- How to complete this task:
Search the material for the string "como", then return every line where it is found.

━━━━━━━━━━━━━━━━━━━━

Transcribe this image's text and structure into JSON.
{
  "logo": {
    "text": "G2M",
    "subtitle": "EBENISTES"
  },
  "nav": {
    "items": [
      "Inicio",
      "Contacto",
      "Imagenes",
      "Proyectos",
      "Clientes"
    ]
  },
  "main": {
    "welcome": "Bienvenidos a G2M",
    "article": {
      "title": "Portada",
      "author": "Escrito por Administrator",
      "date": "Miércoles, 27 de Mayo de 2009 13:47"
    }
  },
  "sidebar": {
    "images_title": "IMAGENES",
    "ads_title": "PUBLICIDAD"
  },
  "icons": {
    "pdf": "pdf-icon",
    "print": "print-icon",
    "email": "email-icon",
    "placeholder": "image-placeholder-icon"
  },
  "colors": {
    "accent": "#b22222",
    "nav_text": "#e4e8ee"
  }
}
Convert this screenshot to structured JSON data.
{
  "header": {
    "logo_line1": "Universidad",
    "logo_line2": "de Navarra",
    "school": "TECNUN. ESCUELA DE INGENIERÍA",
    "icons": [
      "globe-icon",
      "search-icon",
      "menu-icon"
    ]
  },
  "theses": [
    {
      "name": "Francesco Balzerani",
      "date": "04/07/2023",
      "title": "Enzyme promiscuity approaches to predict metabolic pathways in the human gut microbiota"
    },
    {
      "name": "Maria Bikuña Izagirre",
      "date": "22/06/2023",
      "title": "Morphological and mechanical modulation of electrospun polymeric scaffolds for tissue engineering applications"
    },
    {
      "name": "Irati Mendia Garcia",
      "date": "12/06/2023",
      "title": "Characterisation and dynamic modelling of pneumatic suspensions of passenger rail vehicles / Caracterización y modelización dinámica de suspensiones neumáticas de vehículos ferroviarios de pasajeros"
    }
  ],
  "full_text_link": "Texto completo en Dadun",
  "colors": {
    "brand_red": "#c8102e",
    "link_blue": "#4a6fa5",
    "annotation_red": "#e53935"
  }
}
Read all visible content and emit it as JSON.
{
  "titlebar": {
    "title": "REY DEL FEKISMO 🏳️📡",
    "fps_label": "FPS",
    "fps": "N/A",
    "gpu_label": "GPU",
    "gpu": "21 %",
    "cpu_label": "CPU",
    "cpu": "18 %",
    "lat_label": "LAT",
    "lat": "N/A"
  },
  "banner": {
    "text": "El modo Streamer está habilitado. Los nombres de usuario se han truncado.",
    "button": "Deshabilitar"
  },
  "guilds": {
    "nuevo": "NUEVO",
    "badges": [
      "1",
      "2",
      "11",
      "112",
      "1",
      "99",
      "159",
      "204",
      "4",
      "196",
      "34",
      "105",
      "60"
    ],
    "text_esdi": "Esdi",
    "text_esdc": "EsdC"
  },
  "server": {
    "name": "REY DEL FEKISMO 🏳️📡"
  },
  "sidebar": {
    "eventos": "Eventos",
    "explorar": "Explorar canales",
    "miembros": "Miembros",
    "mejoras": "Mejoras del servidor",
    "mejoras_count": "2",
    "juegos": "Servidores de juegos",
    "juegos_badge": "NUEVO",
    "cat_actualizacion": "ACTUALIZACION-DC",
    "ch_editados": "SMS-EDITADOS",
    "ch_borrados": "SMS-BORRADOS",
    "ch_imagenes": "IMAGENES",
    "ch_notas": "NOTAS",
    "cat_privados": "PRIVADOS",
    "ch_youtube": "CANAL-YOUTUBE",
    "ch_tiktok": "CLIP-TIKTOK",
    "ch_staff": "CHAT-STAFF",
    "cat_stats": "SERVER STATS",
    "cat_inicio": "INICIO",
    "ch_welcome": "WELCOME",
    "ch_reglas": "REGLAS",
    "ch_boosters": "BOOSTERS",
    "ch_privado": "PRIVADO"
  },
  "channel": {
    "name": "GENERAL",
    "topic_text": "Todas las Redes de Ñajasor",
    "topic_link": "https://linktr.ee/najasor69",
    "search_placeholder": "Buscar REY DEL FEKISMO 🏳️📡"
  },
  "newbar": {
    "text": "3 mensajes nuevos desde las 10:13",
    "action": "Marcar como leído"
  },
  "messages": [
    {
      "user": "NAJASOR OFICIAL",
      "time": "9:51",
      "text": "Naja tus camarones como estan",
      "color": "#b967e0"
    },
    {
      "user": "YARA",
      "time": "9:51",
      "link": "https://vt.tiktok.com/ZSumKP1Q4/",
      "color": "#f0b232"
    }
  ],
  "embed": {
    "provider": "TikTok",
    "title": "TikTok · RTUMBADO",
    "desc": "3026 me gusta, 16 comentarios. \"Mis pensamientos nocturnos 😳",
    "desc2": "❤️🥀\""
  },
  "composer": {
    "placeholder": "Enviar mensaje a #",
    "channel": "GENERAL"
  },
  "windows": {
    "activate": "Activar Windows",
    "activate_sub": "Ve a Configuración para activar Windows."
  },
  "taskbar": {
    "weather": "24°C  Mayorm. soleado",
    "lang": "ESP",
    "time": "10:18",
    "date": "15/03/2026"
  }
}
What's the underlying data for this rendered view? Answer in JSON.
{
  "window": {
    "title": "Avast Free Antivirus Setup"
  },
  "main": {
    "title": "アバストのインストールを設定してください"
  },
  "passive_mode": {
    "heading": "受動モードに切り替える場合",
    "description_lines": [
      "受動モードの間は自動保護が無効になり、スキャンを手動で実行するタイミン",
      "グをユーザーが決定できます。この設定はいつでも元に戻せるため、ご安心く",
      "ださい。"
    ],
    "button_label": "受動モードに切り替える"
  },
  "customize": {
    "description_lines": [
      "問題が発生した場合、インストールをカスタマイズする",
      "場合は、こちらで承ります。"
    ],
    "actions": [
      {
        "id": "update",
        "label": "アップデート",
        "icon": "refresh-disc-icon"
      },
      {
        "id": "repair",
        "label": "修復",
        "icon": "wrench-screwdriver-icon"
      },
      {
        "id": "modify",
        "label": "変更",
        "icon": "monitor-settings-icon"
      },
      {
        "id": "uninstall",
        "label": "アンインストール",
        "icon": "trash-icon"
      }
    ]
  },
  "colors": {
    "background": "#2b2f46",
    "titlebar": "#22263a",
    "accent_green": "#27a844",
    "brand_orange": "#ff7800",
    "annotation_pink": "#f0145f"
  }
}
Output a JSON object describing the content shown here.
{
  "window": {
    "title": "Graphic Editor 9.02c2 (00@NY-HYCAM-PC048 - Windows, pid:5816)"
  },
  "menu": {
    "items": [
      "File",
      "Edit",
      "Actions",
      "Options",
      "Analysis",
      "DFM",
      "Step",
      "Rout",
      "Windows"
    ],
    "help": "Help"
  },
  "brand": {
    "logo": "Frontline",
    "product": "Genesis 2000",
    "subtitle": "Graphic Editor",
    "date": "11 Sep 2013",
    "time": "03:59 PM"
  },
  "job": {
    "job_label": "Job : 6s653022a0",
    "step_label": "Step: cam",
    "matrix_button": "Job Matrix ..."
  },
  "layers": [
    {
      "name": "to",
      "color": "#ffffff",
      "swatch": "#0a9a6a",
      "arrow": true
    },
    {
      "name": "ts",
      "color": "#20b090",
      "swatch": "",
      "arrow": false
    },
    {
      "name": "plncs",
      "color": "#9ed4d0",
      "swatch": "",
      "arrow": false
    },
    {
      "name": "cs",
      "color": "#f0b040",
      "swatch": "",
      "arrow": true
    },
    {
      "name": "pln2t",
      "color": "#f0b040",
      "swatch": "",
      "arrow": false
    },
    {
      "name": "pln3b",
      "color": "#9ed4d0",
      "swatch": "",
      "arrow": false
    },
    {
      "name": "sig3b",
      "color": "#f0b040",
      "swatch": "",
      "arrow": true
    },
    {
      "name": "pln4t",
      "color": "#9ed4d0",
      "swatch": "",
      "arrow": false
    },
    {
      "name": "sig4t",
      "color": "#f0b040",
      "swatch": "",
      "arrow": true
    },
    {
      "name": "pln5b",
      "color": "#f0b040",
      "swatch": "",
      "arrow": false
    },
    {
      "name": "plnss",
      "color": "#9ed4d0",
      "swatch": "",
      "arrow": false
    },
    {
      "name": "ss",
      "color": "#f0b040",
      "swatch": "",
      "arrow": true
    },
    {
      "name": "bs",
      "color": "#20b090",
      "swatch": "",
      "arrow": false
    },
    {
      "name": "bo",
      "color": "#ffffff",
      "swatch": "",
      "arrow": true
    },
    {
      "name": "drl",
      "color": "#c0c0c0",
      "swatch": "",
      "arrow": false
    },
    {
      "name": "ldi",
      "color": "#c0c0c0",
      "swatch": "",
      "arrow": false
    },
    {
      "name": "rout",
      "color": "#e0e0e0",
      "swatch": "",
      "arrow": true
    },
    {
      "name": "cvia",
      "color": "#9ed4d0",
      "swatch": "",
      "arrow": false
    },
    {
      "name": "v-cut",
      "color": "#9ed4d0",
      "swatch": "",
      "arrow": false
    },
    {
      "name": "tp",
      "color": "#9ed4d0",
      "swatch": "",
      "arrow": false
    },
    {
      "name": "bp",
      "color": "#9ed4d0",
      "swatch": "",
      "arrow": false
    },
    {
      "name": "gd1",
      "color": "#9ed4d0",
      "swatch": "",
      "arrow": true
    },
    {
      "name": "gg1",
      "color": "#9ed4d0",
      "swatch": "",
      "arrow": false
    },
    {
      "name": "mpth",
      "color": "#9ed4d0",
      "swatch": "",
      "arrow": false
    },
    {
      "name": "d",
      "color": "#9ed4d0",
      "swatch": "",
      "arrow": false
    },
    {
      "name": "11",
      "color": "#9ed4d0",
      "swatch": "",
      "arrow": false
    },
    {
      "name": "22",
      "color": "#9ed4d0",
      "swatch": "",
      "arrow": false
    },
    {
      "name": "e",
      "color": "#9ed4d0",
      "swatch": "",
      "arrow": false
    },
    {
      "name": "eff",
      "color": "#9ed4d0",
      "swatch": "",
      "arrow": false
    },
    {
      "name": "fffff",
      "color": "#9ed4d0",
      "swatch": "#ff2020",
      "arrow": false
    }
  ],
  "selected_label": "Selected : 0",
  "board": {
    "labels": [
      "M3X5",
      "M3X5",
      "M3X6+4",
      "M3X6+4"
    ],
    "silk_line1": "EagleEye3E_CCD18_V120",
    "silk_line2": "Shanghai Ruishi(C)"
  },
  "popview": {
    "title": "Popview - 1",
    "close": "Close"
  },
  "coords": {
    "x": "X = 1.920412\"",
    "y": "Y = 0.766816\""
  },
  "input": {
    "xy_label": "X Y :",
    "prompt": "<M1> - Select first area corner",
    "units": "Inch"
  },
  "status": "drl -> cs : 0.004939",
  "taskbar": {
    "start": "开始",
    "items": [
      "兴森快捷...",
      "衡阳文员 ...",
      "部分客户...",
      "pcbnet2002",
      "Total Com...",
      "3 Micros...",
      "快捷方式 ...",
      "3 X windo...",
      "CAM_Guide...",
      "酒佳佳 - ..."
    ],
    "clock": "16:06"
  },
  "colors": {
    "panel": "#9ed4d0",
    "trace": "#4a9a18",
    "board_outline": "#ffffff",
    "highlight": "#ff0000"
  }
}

━━━━━━━━━━━━━━━━━━━━

- Answer section:
    "action": "Marcar como leído"
      "text": "Naja tus camarones como estan",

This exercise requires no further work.